Goal 1
Reproduce the records verbatim, from their first line up to and including the line that contains "- key-results-empty-subtitle: Remember".

Page text
+-------+

Skip to content

Incident response

How Changineers detects, responds to, contains, and notifies on security incidents and breaches.

This page is the engineering procedure for security incidents and confirmed or suspected breaches. It’s deliberately separate from routine production-outage response: security incidents have different communication defaults (no automatic status-page post, disclosure gated by the CEO and legal counsel, timing constrained by regulatory or investigative needs).

For routine production alarms and rollbacks, see Change management § Recovery. For customer-facing platform availability, the status page is the default channel.

The Incident Response Plan policy is published in the Changineers trust portal.

A security event is anything observable that touches the confidentiality, integrity, availability, or privacy of Changineers data, systems, or networks. A security incident is a security event that has caused, or is likely to cause, loss or damage.

Triage decides which is which.

If you discover or suspect a security incident, raise it immediately. Channels:

  • security@changineers.com.au for reports from outside Changineers (customer reports, researcher disclosures, vendor advisories).
  • incident.io for production-platform issues. It pages on-call and opens a Slack channel for coordination.

+-------+

Supplied material
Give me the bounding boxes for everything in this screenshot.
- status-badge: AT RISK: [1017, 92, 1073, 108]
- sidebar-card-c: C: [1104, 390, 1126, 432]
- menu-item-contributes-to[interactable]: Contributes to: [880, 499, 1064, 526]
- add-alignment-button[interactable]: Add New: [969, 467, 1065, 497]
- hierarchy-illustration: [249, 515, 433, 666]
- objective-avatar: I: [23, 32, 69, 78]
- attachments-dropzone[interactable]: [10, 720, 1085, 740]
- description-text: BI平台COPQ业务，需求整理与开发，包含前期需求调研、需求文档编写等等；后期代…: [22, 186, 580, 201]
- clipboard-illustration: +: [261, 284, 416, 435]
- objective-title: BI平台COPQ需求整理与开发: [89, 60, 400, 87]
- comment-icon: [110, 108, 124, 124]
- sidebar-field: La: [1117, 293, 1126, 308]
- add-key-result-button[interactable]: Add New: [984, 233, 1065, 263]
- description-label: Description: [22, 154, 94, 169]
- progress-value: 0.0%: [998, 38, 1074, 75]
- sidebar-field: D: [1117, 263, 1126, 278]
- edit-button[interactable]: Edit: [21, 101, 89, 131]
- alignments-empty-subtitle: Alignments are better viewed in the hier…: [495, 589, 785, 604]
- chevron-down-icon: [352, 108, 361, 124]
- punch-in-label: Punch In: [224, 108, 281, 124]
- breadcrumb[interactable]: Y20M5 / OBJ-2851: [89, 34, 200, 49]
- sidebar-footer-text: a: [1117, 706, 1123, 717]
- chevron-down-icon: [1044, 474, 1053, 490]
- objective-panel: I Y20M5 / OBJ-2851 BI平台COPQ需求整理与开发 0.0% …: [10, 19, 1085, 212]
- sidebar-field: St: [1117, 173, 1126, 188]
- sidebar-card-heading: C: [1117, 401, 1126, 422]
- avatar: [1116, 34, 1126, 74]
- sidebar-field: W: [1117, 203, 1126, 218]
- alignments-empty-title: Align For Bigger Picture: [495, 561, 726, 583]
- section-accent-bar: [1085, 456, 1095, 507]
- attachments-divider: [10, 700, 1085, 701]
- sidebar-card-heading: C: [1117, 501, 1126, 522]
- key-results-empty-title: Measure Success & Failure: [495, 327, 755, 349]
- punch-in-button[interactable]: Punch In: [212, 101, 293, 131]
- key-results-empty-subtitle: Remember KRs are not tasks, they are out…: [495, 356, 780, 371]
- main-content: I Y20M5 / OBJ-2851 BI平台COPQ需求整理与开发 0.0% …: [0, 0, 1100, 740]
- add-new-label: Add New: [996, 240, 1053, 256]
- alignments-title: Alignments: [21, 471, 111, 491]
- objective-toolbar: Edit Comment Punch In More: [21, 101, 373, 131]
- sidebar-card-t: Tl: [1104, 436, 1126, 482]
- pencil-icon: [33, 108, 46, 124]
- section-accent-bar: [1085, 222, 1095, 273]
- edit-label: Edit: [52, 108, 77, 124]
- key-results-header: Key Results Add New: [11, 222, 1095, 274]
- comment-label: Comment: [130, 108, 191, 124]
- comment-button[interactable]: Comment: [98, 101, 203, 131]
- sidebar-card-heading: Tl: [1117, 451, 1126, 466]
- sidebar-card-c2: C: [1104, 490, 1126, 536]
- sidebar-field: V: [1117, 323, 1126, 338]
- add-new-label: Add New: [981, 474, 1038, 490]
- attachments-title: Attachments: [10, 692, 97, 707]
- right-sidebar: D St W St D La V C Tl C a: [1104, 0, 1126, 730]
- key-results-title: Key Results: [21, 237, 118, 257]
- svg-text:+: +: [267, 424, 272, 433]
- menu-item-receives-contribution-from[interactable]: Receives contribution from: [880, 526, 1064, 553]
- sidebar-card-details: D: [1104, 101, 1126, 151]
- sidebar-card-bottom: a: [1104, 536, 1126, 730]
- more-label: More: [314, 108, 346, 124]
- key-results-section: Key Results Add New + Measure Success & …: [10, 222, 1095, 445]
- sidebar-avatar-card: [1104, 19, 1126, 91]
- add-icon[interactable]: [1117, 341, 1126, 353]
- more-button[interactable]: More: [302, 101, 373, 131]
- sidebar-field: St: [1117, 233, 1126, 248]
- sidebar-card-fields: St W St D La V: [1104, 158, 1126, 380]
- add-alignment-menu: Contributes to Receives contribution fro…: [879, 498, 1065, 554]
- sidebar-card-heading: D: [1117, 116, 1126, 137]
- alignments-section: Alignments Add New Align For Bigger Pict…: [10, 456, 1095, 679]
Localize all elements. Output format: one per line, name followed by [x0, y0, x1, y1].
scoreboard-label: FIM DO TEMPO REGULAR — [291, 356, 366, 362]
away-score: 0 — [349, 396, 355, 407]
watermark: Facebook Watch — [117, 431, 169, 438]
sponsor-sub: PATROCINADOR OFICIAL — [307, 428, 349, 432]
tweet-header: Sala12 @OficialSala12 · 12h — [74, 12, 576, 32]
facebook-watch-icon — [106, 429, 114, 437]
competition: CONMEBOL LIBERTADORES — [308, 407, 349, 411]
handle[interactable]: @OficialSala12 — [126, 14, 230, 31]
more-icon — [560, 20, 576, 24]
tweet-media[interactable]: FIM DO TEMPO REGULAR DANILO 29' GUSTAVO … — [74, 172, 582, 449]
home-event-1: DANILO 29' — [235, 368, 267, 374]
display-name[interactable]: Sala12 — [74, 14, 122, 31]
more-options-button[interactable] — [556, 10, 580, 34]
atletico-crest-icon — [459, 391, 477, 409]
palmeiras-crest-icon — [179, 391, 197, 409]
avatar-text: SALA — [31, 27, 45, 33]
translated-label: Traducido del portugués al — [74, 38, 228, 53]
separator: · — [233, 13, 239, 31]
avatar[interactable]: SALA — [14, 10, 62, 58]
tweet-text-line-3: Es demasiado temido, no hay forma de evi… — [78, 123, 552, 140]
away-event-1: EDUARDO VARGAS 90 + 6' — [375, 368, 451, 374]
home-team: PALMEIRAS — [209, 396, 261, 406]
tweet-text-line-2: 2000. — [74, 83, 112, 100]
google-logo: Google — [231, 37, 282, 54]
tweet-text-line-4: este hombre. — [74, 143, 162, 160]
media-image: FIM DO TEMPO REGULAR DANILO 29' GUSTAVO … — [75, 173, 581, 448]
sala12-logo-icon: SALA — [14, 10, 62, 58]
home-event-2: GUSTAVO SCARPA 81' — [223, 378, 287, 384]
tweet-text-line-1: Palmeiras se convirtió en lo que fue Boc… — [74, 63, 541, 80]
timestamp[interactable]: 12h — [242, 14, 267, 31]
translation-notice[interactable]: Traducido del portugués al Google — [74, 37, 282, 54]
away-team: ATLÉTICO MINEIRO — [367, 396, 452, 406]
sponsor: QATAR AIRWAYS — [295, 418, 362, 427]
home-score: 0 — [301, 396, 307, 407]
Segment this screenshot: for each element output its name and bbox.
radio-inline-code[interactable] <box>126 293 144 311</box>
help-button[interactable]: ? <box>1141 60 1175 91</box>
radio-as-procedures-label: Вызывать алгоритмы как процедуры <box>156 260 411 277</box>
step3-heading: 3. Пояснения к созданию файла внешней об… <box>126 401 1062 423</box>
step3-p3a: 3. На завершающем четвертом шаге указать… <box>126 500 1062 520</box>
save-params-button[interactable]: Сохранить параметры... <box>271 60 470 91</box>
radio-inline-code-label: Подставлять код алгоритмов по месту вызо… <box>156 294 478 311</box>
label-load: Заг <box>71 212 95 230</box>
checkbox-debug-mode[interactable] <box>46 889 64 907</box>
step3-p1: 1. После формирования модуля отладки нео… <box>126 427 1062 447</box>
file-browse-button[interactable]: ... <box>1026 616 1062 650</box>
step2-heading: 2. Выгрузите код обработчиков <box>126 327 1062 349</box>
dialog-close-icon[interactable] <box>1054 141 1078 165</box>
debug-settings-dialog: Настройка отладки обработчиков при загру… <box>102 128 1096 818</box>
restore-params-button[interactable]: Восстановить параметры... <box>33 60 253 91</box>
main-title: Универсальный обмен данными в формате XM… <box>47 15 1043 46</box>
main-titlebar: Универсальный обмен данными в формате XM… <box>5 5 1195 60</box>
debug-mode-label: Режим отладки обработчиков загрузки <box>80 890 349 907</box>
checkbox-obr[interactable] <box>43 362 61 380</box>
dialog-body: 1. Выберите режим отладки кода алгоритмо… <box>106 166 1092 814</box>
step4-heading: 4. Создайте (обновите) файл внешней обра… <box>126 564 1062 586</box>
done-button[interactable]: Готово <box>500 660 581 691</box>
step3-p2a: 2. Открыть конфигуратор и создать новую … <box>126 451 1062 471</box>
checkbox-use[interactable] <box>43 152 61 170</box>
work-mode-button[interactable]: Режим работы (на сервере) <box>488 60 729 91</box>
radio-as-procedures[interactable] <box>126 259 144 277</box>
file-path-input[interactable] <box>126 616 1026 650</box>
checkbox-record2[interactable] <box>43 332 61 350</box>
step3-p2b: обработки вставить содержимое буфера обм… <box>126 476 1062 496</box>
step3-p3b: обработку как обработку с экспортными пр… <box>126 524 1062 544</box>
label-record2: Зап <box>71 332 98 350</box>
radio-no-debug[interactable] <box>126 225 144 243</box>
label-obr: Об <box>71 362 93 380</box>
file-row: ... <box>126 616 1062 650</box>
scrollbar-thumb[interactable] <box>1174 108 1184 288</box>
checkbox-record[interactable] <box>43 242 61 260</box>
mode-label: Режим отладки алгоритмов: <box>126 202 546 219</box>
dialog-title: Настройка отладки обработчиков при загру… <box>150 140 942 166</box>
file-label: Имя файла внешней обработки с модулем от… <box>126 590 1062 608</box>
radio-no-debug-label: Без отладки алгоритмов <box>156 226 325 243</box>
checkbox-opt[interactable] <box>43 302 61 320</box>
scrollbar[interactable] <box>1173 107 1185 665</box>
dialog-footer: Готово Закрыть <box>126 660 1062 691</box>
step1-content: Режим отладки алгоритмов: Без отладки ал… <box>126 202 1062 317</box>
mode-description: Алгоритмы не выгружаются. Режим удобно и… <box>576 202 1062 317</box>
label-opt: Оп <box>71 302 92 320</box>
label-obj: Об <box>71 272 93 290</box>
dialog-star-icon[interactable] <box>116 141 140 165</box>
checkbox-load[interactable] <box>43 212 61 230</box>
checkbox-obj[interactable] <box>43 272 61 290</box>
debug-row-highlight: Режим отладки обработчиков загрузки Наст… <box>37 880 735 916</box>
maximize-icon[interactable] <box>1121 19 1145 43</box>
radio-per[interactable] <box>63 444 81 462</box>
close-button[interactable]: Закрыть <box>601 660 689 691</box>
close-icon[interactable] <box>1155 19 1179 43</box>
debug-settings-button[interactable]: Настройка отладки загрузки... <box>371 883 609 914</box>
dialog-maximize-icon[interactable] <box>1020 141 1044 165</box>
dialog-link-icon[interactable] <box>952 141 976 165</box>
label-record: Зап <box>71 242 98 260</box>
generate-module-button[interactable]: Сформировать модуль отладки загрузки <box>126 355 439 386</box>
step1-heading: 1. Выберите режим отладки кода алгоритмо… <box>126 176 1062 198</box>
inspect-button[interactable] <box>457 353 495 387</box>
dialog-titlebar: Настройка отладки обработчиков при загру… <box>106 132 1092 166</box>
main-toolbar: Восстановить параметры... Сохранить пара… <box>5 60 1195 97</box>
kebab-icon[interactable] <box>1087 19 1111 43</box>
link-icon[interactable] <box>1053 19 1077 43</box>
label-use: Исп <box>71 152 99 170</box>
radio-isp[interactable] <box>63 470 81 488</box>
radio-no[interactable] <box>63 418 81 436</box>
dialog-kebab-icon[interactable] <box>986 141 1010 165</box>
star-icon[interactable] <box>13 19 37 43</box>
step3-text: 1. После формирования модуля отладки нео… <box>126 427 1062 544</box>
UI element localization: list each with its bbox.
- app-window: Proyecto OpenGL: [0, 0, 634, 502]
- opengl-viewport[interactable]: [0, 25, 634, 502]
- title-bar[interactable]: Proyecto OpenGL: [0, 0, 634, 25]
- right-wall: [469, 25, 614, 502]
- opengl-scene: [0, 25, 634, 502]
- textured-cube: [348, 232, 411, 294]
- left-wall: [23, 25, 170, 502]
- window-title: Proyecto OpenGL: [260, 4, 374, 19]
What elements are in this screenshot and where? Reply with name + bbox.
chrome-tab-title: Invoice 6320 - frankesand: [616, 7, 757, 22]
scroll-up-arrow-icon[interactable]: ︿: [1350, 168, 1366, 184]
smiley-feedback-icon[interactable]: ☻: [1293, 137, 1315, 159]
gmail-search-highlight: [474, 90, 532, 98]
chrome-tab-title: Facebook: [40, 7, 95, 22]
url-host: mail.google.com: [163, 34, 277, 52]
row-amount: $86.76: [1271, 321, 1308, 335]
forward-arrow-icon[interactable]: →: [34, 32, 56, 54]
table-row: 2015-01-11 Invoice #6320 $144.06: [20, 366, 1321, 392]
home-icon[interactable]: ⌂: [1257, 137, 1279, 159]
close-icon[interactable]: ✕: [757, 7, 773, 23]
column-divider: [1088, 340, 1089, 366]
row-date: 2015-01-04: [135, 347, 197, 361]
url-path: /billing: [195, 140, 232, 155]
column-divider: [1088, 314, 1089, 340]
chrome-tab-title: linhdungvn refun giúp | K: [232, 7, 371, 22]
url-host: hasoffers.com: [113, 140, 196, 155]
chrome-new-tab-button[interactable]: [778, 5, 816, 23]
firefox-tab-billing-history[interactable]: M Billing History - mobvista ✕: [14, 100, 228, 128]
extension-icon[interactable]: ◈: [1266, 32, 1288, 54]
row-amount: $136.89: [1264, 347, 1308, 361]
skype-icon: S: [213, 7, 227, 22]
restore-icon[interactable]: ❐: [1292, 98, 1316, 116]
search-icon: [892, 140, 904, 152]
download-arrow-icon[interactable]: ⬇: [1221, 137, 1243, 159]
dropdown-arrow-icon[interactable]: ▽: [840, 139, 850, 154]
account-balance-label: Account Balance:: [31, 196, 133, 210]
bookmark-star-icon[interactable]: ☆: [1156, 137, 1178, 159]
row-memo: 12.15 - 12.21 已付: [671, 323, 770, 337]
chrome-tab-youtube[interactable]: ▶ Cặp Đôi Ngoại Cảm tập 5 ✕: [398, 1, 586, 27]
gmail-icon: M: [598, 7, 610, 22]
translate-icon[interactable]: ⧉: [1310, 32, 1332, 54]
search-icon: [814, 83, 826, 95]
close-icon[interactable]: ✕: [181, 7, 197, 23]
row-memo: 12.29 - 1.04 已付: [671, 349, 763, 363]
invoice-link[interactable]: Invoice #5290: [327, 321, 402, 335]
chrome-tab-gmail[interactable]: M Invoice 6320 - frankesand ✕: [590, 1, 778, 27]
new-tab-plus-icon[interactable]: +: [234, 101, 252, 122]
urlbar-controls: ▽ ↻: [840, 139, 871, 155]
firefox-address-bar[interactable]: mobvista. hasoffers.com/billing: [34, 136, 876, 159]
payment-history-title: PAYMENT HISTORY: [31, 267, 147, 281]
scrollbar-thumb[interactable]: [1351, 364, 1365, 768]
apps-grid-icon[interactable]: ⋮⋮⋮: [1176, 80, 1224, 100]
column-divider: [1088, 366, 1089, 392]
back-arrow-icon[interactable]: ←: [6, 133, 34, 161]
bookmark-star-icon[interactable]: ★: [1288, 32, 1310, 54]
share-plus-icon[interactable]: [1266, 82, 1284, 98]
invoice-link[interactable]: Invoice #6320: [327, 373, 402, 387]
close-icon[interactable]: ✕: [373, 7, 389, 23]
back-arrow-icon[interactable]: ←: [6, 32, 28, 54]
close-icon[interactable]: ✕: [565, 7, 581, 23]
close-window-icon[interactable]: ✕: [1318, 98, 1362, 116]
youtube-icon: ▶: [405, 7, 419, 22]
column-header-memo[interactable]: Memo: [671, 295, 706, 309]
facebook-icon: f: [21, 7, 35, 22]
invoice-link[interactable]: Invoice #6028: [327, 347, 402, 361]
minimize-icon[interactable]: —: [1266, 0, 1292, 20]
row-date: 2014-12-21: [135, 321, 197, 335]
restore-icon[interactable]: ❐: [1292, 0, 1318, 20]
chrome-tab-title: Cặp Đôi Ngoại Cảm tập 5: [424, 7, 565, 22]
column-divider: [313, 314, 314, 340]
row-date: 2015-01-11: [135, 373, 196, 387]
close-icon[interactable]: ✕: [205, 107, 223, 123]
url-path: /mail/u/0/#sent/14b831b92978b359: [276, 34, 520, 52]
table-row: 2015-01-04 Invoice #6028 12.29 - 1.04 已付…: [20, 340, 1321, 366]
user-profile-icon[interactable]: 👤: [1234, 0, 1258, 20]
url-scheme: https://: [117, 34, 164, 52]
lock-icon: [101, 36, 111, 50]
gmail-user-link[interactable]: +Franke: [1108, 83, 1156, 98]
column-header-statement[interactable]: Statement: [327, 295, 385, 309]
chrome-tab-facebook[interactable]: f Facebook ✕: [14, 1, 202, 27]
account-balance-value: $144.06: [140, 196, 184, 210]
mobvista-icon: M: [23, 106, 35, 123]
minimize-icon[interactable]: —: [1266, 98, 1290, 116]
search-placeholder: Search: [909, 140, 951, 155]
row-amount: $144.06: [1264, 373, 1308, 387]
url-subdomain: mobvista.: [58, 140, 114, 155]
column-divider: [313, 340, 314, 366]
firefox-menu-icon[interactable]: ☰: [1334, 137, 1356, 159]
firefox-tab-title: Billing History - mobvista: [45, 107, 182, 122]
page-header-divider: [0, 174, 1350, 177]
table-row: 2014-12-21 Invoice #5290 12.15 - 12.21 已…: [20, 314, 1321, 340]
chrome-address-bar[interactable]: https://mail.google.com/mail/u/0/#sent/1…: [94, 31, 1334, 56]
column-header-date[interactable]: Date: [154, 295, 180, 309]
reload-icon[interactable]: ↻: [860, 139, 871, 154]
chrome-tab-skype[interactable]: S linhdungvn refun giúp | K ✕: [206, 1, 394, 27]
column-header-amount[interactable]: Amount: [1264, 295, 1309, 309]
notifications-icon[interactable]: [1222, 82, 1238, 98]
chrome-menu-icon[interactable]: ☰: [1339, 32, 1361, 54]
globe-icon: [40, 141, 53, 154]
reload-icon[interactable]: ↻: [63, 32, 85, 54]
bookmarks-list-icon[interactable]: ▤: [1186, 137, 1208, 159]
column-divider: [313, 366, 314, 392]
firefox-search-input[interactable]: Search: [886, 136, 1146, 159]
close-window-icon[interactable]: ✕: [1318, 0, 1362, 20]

+-------+

Goal 2
On the incident response page, where should reports from outside Changineers, such as customer reports or researcher disclosures, be sent?

Finished answer 1
Give me the bounding boxes for everything in this screenshot.
- status-badge: AT RISK: [1017, 92, 1073, 108]
- sidebar-card-c: C: [1104, 390, 1126, 432]
- menu-item-contributes-to[interactable]: Contributes to: [880, 499, 1064, 526]
- add-alignment-button[interactable]: Add New: [969, 467, 1065, 497]
- hierarchy-illustration: [249, 515, 433, 666]
- objective-avatar: I: [23, 32, 69, 78]
- attachments-dropzone[interactable]: [10, 720, 1085, 740]
- description-text: BI平台COPQ业务，需求整理与开发，包含前期需求调研、需求文档编写等等；后期代…: [22, 186, 580, 201]
- clipboard-illustration: +: [261, 284, 416, 435]
- objective-title: BI平台COPQ需求整理与开发: [89, 60, 400, 87]
- comment-icon: [110, 108, 124, 124]
- sidebar-field: La: [1117, 293, 1126, 308]
- add-key-result-button[interactable]: Add New: [984, 233, 1065, 263]
- description-label: Description: [22, 154, 94, 169]
- progress-value: 0.0%: [998, 38, 1074, 75]
- sidebar-field: D: [1117, 263, 1126, 278]
- edit-button[interactable]: Edit: [21, 101, 89, 131]
- alignments-empty-subtitle: Alignments are better viewed in the hier…: [495, 589, 785, 604]
- chevron-down-icon: [352, 108, 361, 124]
- punch-in-label: Punch In: [224, 108, 281, 124]
- breadcrumb[interactable]: Y20M5 / OBJ-2851: [89, 34, 200, 49]
- sidebar-footer-text: a: [1117, 706, 1123, 717]
- chevron-down-icon: [1044, 474, 1053, 490]
- objective-panel: I Y20M5 / OBJ-2851 BI平台COPQ需求整理与开发 0.0% …: [10, 19, 1085, 212]
- sidebar-field: St: [1117, 173, 1126, 188]
- sidebar-card-heading: C: [1117, 401, 1126, 422]
- avatar: [1116, 34, 1126, 74]
- sidebar-field: W: [1117, 203, 1126, 218]
- alignments-empty-title: Align For Bigger Picture: [495, 561, 726, 583]
- section-accent-bar: [1085, 456, 1095, 507]
- attachments-divider: [10, 700, 1085, 701]
- sidebar-card-heading: C: [1117, 501, 1126, 522]
- key-results-empty-title: Measure Success & Failure: [495, 327, 755, 349]
- punch-in-button[interactable]: Punch In: [212, 101, 293, 131]
- key-results-empty-subtitle: Remember KRs are not tasks, they are out…: [495, 356, 780, 371]

Finished answer 2
security@changineers.com.au